**YOUR OBJECTIVE:**
Copy out the lines of the items below from the line with "spectrogram-cell: [849, 1142, 878, 1150]" to the line with "spectrogram-cell: [906, 1272, 936, 1280]", including both of those lines, exactly as they appear.

* BEGIN INPUT ROWS *

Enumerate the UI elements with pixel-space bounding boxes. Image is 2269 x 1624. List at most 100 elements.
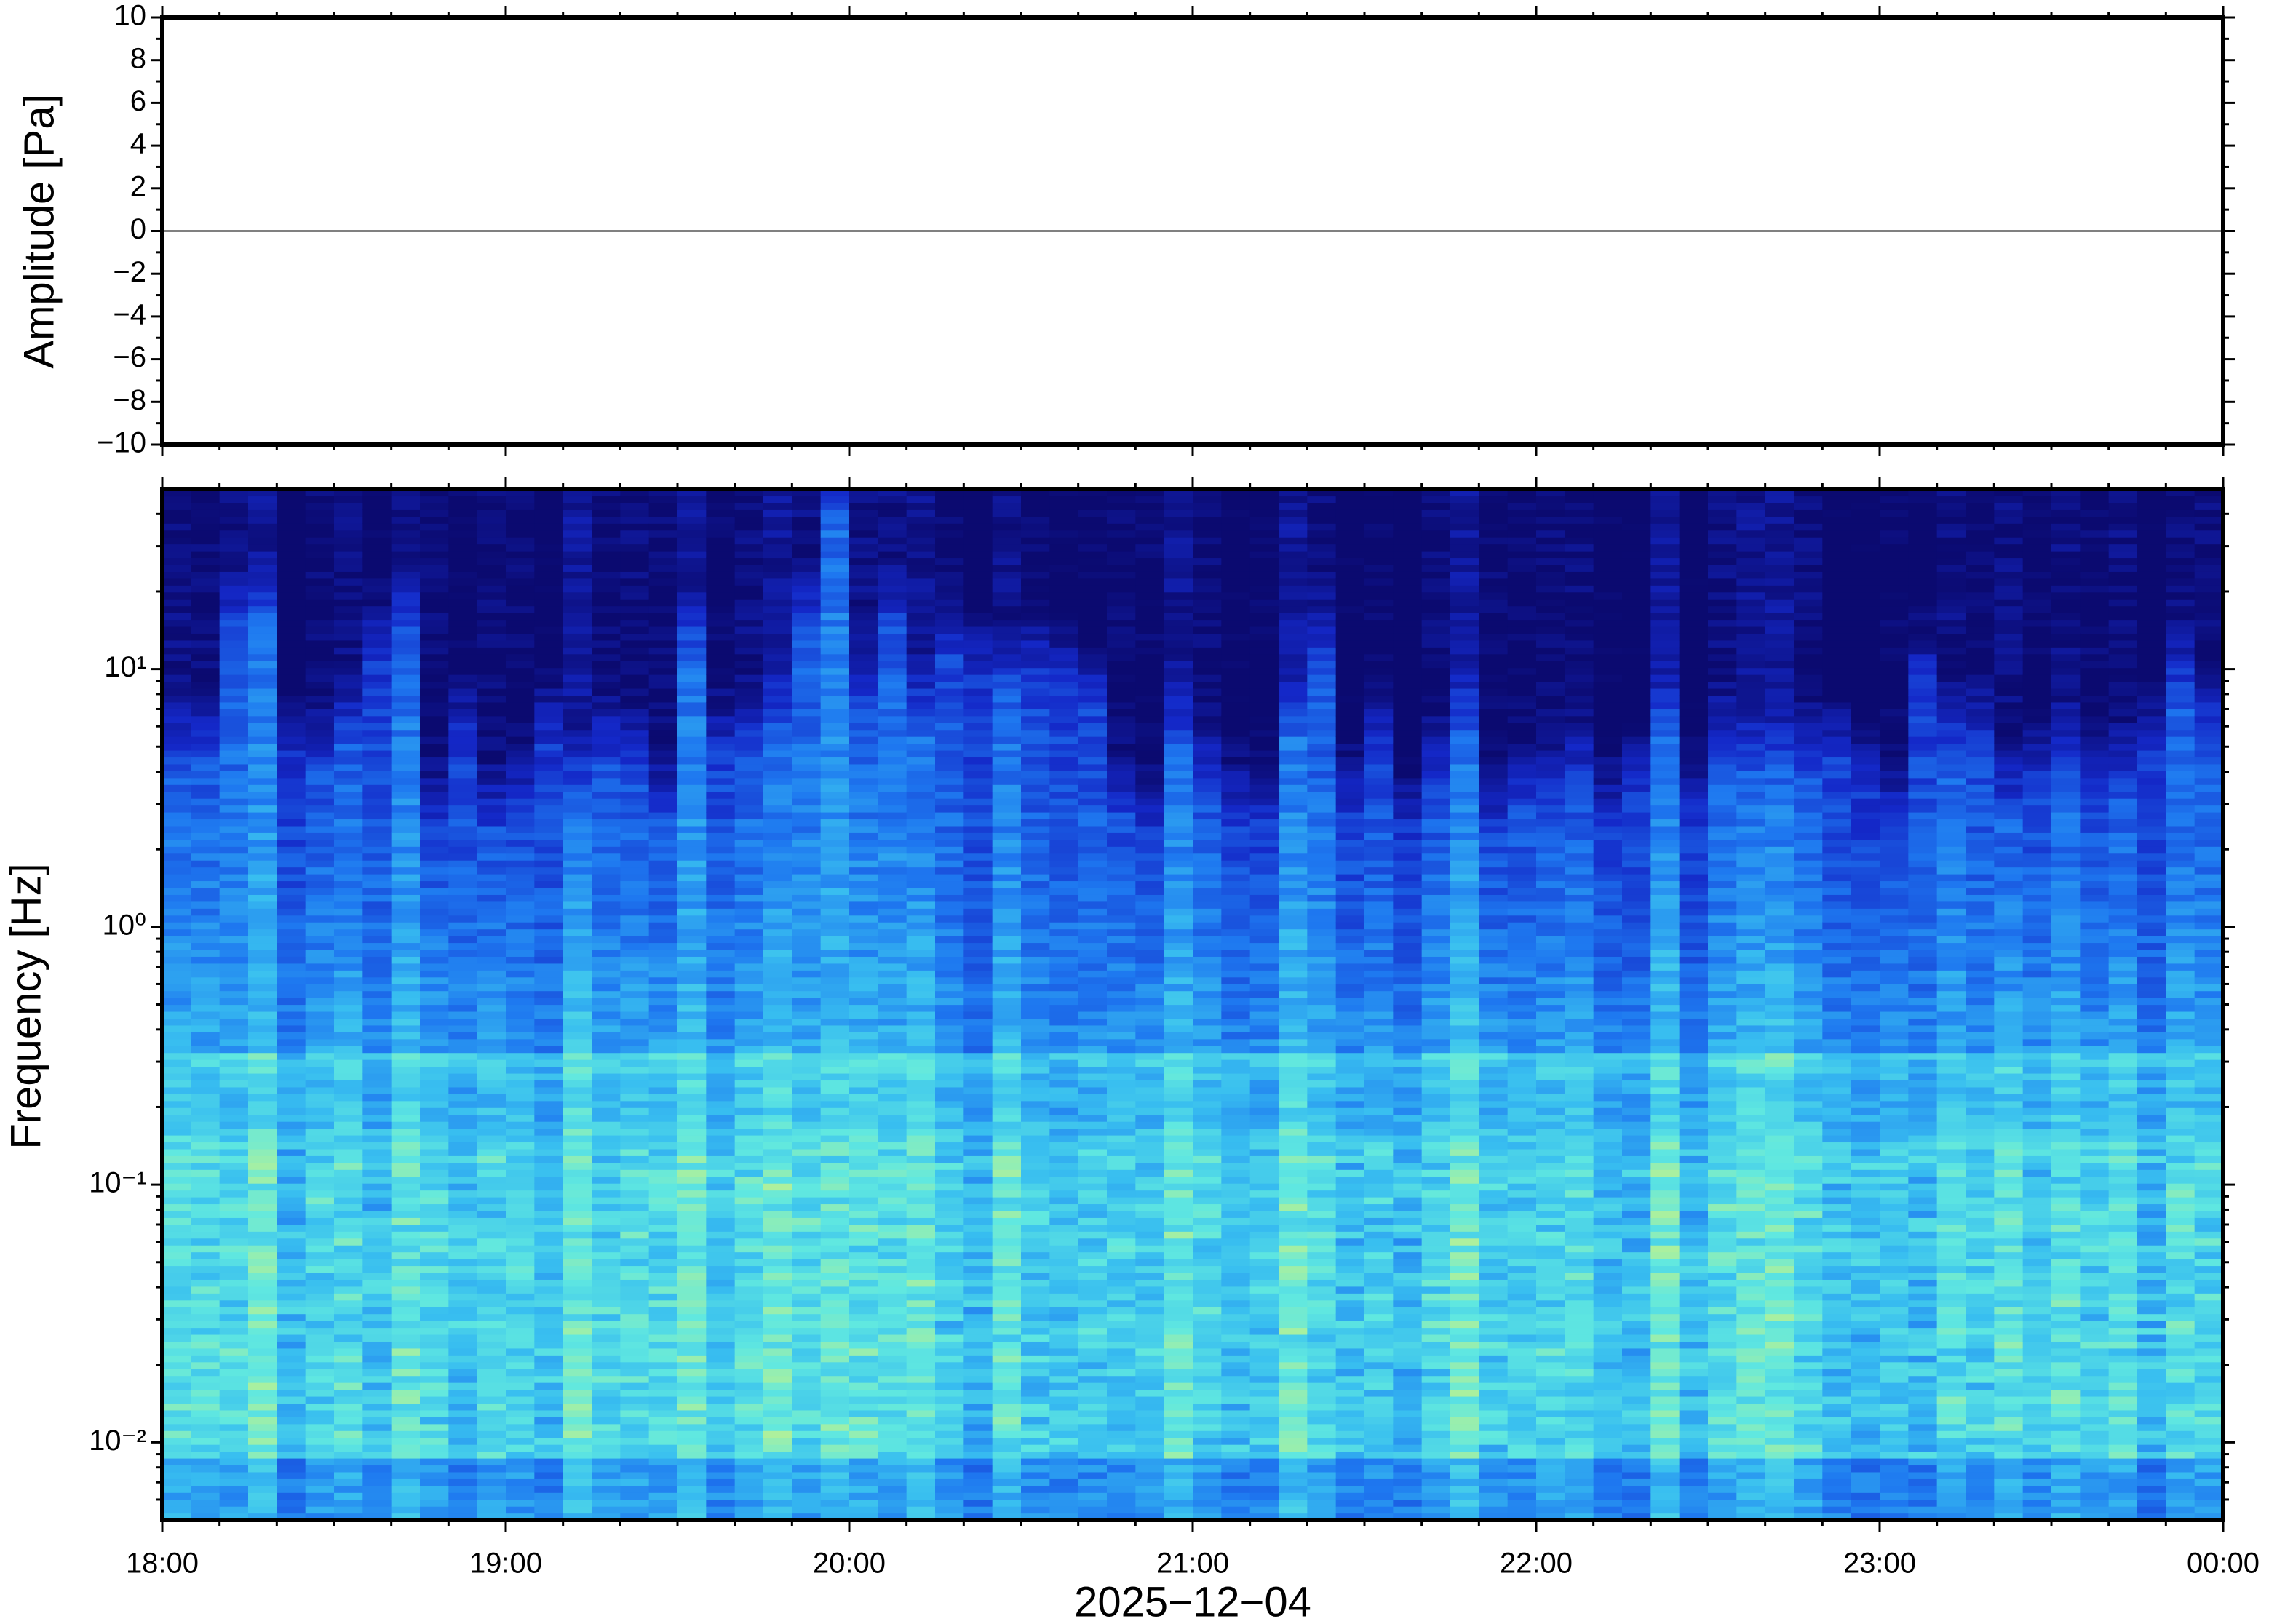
spectrogram-cell: [849, 1142, 878, 1150]
spectrogram-cell: [906, 557, 936, 565]
spectrogram-cell: [906, 1094, 936, 1102]
spectrogram-cell: [334, 908, 363, 916]
spectrogram-cell: [334, 613, 363, 621]
spectrogram-cell: [448, 1341, 478, 1349]
spectrogram-cell: [534, 585, 564, 593]
spectrogram-cell: [906, 1272, 936, 1280]
spectrogram-cell: [992, 1286, 1022, 1294]
spectrogram-cell: [792, 599, 822, 607]
spectrogram-cell: [592, 1245, 621, 1253]
spectrogram-cell: [1078, 1313, 1108, 1321]
spectrogram-cell: [792, 530, 822, 538]
spectrogram-cell: [477, 592, 506, 600]
spectrogram-cell: [734, 832, 764, 840]
spectrogram-cell: [305, 1134, 335, 1143]
spectrogram-cell: [534, 626, 564, 634]
spectrogram-cell: [706, 984, 736, 992]
spectrogram-cell: [849, 956, 878, 964]
spectrogram-cell: [620, 757, 650, 765]
spectrogram-cell: [1021, 915, 1050, 923]
spectrogram-cell: [305, 530, 335, 538]
spectrogram-cell: [1021, 1251, 1050, 1259]
spectrogram-cell: [1049, 936, 1079, 944]
spectrogram-cell: [849, 798, 878, 806]
spectrogram-cell: [963, 956, 993, 964]
spectrogram-cell: [849, 963, 878, 971]
spectrogram-cell: [248, 489, 277, 497]
spectrogram-cell: [305, 1272, 335, 1280]
spectrogram-cell: [1078, 1231, 1108, 1239]
spectrogram-cell: [219, 1052, 249, 1060]
spectrogram-cell: [792, 1210, 822, 1218]
spectrogram-cell: [906, 661, 936, 669]
spectrogram-cell: [992, 530, 1022, 538]
spectrogram-cell: [563, 853, 592, 861]
spectrogram-cell: [792, 1203, 822, 1211]
spectrogram-cell: [734, 647, 764, 655]
spectrogram-cell: [334, 1190, 363, 1198]
spectrogram-cell: [334, 1417, 363, 1425]
spectrogram-cell: [592, 647, 621, 655]
spectrogram-cell: [763, 1457, 792, 1466]
spectrogram-cell: [1107, 1396, 1136, 1404]
spectrogram-cell: [592, 1492, 621, 1500]
spectrogram-cell: [506, 1506, 535, 1514]
spectrogram-cell: [878, 1299, 907, 1307]
spectrogram-cell: [763, 1375, 792, 1383]
spectrogram-cell: [906, 674, 936, 682]
spectrogram-cell: [534, 1066, 564, 1074]
spectrogram-cell: [248, 949, 277, 957]
spectrogram-cell: [935, 1299, 964, 1307]
spectrogram-cell: [620, 1513, 650, 1520]
spectrogram-cell: [563, 798, 592, 806]
spectrogram-cell: [477, 1114, 506, 1122]
spectrogram-cell: [162, 1430, 191, 1438]
spectrogram-cell: [906, 949, 936, 957]
spectrogram-cell: [648, 928, 678, 936]
spectrogram-cell: [277, 1190, 306, 1198]
spectrogram-cell: [763, 1231, 792, 1239]
spectrogram-cell: [963, 1018, 993, 1026]
spectrogram-cell: [820, 1032, 850, 1040]
spectrogram-cell: [534, 805, 564, 813]
spectrogram-cell: [334, 1375, 363, 1383]
spectrogram-cell: [620, 619, 650, 627]
spectrogram-cell: [935, 688, 964, 696]
spectrogram-cell: [448, 564, 478, 572]
spectrogram-cell: [420, 942, 449, 950]
spectrogram-cell: [420, 771, 449, 779]
spectrogram-cell: [563, 1437, 592, 1445]
spectrogram-cell: [878, 1231, 907, 1239]
spectrogram-cell: [963, 1279, 993, 1287]
spectrogram-cell: [820, 805, 850, 813]
spectrogram-cell: [820, 530, 850, 538]
spectrogram-cell: [362, 1203, 392, 1211]
spectrogram-cell: [906, 743, 936, 751]
spectrogram-cell: [334, 839, 363, 847]
spectrogram-cell: [391, 1437, 421, 1445]
spectrogram-cell: [820, 1052, 850, 1060]
spectrogram-cell: [878, 1148, 907, 1156]
spectrogram-cell: [563, 984, 592, 992]
spectrogram-cell: [935, 1259, 964, 1267]
spectrogram-cell: [706, 1279, 736, 1287]
spectrogram-cell: [477, 1417, 506, 1425]
spectrogram-cell: [277, 1251, 306, 1259]
spectrogram-cell: [191, 1155, 220, 1163]
spectrogram-cell: [334, 1369, 363, 1377]
spectrogram-cell: [219, 1169, 249, 1177]
spectrogram-cell: [563, 1478, 592, 1486]
spectrogram-cell: [362, 1251, 392, 1259]
spectrogram-cell: [734, 1080, 764, 1088]
spectrogram-cell: [534, 1011, 564, 1019]
spectrogram-cell: [534, 1100, 564, 1108]
spectrogram-cell: [706, 1259, 736, 1267]
spectrogram-cell: [305, 1313, 335, 1321]
spectrogram-cell: [792, 640, 822, 648]
spectrogram-cell: [248, 1259, 277, 1267]
spectrogram-cell: [706, 998, 736, 1006]
spectrogram-cell: [248, 1224, 277, 1232]
spectrogram-cell: [963, 1457, 993, 1466]
spectrogram-cell: [277, 701, 306, 709]
spectrogram-cell: [362, 1430, 392, 1438]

* END INPUT ROWS *

**WRITTEN REPLY:**
spectrogram-cell: [849, 1142, 878, 1150]
spectrogram-cell: [906, 557, 936, 565]
spectrogram-cell: [906, 1094, 936, 1102]
spectrogram-cell: [334, 908, 363, 916]
spectrogram-cell: [334, 613, 363, 621]
spectrogram-cell: [448, 1341, 478, 1349]
spectrogram-cell: [534, 585, 564, 593]
spectrogram-cell: [906, 1272, 936, 1280]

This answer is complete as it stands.